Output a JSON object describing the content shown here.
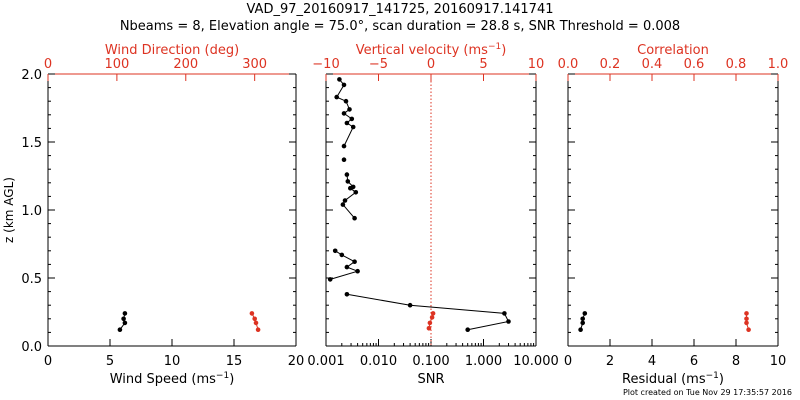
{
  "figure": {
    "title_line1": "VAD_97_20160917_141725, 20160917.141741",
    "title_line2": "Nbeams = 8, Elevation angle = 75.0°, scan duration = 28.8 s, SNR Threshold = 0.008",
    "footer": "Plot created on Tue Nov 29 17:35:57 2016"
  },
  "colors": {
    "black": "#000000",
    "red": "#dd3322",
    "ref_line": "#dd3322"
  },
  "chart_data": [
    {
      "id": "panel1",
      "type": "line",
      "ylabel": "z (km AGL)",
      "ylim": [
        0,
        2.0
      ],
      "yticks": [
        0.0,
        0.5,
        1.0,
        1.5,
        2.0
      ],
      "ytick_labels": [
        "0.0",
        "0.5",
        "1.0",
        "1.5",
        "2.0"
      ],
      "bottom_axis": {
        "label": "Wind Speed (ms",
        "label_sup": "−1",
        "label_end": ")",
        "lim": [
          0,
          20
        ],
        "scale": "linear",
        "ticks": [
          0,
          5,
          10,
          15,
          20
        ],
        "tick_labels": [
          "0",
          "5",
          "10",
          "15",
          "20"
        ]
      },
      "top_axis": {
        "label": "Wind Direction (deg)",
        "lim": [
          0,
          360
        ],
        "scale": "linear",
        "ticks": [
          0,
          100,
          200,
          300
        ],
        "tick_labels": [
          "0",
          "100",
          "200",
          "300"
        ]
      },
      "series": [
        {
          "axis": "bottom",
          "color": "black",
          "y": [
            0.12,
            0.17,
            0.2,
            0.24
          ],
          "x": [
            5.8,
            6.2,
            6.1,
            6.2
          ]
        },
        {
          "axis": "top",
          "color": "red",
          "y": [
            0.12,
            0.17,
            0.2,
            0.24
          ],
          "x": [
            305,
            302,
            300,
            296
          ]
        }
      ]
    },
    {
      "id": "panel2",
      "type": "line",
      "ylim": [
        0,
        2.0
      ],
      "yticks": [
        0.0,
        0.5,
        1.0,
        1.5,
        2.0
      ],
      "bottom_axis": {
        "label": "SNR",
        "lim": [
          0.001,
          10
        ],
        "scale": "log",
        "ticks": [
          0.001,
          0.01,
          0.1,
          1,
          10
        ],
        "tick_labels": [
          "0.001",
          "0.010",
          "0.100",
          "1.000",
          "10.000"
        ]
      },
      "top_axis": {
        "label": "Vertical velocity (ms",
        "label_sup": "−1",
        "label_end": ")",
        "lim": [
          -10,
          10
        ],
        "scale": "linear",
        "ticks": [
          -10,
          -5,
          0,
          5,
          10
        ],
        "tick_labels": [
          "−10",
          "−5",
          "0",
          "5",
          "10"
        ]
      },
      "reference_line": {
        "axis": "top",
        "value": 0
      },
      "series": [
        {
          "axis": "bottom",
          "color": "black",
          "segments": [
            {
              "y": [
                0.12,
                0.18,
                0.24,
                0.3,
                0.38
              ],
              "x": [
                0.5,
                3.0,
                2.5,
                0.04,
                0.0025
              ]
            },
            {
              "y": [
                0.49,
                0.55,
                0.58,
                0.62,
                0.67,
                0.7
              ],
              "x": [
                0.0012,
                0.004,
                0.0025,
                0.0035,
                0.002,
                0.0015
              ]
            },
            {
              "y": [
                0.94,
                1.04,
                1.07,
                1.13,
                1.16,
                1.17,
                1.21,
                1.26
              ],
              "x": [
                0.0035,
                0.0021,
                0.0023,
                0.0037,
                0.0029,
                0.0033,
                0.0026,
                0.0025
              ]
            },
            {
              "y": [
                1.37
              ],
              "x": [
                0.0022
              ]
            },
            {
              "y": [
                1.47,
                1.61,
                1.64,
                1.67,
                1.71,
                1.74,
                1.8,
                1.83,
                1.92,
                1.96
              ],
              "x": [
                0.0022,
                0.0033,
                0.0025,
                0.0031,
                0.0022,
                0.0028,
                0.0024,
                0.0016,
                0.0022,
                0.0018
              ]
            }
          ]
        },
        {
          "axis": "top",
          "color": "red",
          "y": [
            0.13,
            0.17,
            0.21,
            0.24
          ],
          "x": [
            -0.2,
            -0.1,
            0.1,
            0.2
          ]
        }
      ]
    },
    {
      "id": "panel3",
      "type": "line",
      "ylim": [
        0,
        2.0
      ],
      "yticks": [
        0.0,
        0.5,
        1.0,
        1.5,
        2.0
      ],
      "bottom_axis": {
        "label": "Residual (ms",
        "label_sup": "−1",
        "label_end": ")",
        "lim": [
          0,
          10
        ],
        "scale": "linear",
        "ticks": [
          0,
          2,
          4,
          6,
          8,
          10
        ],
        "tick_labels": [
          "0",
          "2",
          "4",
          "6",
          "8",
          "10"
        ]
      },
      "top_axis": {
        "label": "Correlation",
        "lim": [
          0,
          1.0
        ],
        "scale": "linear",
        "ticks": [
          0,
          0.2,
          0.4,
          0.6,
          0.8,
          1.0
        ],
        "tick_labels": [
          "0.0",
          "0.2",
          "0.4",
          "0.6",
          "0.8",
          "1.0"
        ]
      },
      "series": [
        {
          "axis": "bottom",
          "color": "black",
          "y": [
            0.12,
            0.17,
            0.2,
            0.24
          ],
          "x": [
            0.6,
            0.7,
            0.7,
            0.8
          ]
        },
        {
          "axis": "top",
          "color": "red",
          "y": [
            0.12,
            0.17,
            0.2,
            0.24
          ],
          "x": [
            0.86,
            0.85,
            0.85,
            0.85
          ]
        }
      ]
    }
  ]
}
__________
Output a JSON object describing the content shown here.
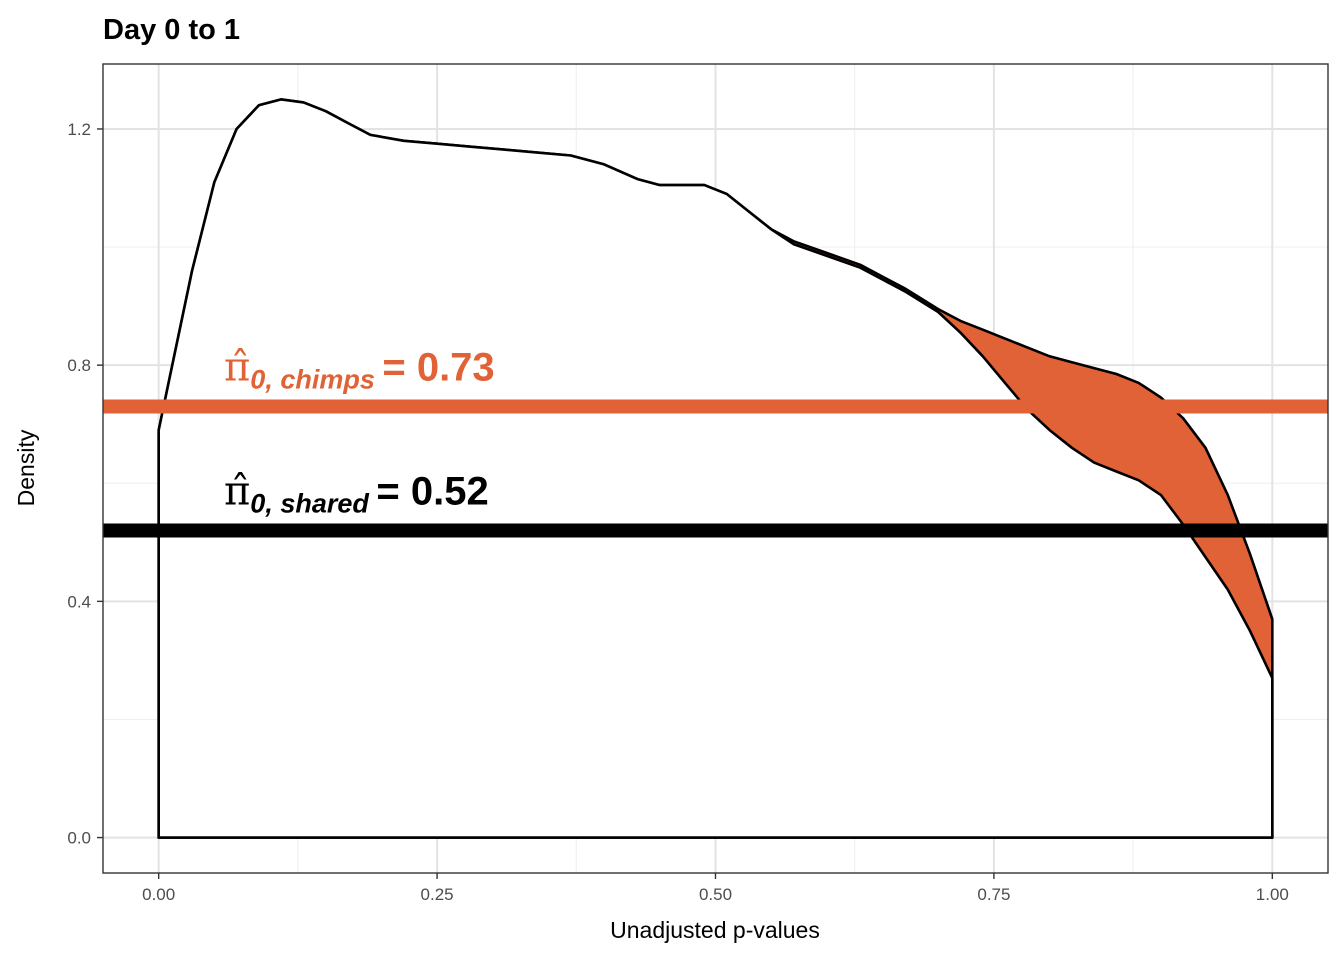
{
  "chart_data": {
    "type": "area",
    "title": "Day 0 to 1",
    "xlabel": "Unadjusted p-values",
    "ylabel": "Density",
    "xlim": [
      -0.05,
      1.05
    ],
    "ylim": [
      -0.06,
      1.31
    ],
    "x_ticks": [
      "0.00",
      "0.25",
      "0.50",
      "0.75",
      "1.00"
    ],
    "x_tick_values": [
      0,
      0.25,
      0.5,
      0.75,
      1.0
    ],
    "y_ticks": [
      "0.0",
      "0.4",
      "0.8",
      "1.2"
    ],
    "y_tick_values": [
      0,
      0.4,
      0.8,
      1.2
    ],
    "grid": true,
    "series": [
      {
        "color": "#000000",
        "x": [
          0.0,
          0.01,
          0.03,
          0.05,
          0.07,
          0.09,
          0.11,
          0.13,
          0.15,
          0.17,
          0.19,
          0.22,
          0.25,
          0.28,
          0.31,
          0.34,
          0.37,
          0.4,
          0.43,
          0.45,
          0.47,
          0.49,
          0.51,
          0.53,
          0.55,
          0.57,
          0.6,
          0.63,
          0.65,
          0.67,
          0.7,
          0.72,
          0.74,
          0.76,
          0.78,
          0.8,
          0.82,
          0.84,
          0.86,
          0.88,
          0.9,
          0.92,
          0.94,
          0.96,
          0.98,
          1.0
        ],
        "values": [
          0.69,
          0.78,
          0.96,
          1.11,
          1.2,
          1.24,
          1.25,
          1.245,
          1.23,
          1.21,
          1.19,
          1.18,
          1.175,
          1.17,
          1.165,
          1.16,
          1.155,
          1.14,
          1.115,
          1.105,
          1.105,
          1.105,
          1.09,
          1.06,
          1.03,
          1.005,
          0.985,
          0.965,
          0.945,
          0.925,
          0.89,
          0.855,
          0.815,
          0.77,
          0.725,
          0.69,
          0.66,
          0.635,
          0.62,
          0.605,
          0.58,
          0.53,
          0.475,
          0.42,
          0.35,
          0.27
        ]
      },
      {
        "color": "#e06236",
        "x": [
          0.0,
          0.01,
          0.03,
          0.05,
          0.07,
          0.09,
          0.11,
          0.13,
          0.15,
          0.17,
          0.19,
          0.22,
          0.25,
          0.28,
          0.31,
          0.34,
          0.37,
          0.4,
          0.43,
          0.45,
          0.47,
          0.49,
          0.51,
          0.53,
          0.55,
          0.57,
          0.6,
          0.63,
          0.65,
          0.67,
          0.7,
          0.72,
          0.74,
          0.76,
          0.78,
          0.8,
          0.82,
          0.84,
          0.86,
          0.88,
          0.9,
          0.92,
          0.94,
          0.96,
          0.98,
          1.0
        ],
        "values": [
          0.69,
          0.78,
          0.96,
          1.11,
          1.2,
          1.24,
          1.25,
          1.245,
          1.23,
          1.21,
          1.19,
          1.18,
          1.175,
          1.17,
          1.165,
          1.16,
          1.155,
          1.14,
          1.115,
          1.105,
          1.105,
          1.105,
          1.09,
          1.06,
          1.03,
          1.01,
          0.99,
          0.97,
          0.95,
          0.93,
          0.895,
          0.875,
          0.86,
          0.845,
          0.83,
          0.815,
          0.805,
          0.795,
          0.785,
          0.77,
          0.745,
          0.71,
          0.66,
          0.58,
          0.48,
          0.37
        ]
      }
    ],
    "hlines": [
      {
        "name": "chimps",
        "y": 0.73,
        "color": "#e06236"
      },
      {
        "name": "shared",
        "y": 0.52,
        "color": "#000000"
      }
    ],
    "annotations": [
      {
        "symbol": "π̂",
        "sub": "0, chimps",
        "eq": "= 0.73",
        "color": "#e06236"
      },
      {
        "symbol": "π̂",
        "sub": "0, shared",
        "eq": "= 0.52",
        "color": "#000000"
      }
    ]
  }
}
__________
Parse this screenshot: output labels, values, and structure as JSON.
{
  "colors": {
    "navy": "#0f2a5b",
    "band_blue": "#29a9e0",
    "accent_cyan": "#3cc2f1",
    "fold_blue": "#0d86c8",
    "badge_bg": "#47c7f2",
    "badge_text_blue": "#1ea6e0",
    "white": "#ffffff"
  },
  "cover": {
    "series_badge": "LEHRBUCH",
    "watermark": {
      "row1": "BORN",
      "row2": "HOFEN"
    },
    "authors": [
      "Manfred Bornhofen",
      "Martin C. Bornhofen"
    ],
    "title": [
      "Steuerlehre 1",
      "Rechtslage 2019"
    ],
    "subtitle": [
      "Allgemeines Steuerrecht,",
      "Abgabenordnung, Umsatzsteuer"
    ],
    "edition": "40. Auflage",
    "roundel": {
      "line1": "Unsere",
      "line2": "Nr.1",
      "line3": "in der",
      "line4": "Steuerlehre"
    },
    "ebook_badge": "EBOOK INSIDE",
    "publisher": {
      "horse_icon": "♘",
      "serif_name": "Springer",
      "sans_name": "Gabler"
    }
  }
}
__________
What is needed: Extract every line above that contains the word "Bornhofen".

Finished exercise:
      "Manfred Bornhofen",
      "Martin C. Bornhofen"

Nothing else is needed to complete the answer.